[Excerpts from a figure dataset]
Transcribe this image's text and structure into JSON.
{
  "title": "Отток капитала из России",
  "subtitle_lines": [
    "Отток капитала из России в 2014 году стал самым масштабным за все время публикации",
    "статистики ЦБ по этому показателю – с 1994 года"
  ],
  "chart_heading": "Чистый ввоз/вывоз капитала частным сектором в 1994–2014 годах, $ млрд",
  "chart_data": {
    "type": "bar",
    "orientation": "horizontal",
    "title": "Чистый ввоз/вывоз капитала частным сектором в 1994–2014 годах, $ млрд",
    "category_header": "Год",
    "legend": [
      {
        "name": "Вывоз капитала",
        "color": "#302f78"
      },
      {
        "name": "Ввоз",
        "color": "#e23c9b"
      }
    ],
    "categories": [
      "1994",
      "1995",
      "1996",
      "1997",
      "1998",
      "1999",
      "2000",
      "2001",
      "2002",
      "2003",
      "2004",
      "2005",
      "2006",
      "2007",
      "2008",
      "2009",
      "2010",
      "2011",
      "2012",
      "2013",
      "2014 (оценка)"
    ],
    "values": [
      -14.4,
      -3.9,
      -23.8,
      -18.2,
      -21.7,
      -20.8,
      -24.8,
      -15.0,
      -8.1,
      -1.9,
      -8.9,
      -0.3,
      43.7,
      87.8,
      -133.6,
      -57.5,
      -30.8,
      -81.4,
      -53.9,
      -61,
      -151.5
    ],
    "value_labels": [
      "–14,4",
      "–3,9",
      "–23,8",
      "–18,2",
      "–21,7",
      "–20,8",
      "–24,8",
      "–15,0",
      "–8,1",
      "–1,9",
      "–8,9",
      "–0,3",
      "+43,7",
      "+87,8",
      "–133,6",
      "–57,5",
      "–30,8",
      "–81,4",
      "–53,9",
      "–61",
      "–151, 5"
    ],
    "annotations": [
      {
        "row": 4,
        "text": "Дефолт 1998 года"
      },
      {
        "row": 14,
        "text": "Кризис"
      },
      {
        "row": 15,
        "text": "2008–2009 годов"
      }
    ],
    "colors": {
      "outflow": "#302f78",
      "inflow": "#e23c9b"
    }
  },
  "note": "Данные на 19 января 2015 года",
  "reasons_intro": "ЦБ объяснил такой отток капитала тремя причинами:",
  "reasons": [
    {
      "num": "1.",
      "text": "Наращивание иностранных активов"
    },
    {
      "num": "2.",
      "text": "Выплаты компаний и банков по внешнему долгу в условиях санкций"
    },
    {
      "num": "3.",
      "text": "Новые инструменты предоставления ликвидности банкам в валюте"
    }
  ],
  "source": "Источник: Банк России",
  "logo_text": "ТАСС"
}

## Problem requirements
Your task is to quote the listing above word for word.

## Exercise solution
Transcribe this image's text and structure into JSON.
{
  "title": "Отток капитала из России",
  "subtitle_lines": [
    "Отток капитала из России в 2014 году стал самым масштабным за все время публикации",
    "статистики ЦБ по этому показателю – с 1994 года"
  ],
  "chart_heading": "Чистый ввоз/вывоз капитала частным сектором в 1994–2014 годах, $ млрд",
  "chart_data": {
    "type": "bar",
    "orientation": "horizontal",
    "title": "Чистый ввоз/вывоз капитала частным сектором в 1994–2014 годах, $ млрд",
    "category_header": "Год",
    "legend": [
      {
        "name": "Вывоз капитала",
        "color": "#302f78"
      },
      {
        "name": "Ввоз",
        "color": "#e23c9b"
      }
    ],
    "categories": [
      "1994",
      "1995",
      "1996",
      "1997",
      "1998",
      "1999",
      "2000",
      "2001",
      "2002",
      "2003",
      "2004",
      "2005",
      "2006",
      "2007",
      "2008",
      "2009",
      "2010",
      "2011",
      "2012",
      "2013",
      "2014 (оценка)"
    ],
    "values": [
      -14.4,
      -3.9,
      -23.8,
      -18.2,
      -21.7,
      -20.8,
      -24.8,
      -15.0,
      -8.1,
      -1.9,
      -8.9,
      -0.3,
      43.7,
      87.8,
      -133.6,
      -57.5,
      -30.8,
      -81.4,
      -53.9,
      -61,
      -151.5
    ],
    "value_labels": [
      "–14,4",
      "–3,9",
      "–23,8",
      "–18,2",
      "–21,7",
      "–20,8",
      "–24,8",
      "–15,0",
      "–8,1",
      "–1,9",
      "–8,9",
      "–0,3",
      "+43,7",
      "+87,8",
      "–133,6",
      "–57,5",
      "–30,8",
      "–81,4",
      "–53,9",
      "–61",
      "–151, 5"
    ],
    "annotations": [
      {
        "row": 4,
        "text": "Дефолт 1998 года"
      },
      {
        "row": 14,
        "text": "Кризис"
      },
      {
        "row": 15,
        "text": "2008–2009 годов"
      }
    ],
    "colors": {
      "outflow": "#302f78",
      "inflow": "#e23c9b"
    }
  },
  "note": "Данные на 19 января 2015 года",
  "reasons_intro": "ЦБ объяснил такой отток капитала тремя причинами:",
  "reasons": [
    {
      "num": "1.",
      "text": "Наращивание иностранных активов"
    },
    {
      "num": "2.",
      "text": "Выплаты компаний и банков по внешнему долгу в условиях санкций"
    },
    {
      "num": "3.",
      "text": "Новые инструменты предоставления ликвидности банкам в валюте"
    }
  ],
  "source": "Источник: Банк России",
  "logo_text": "ТАСС"
}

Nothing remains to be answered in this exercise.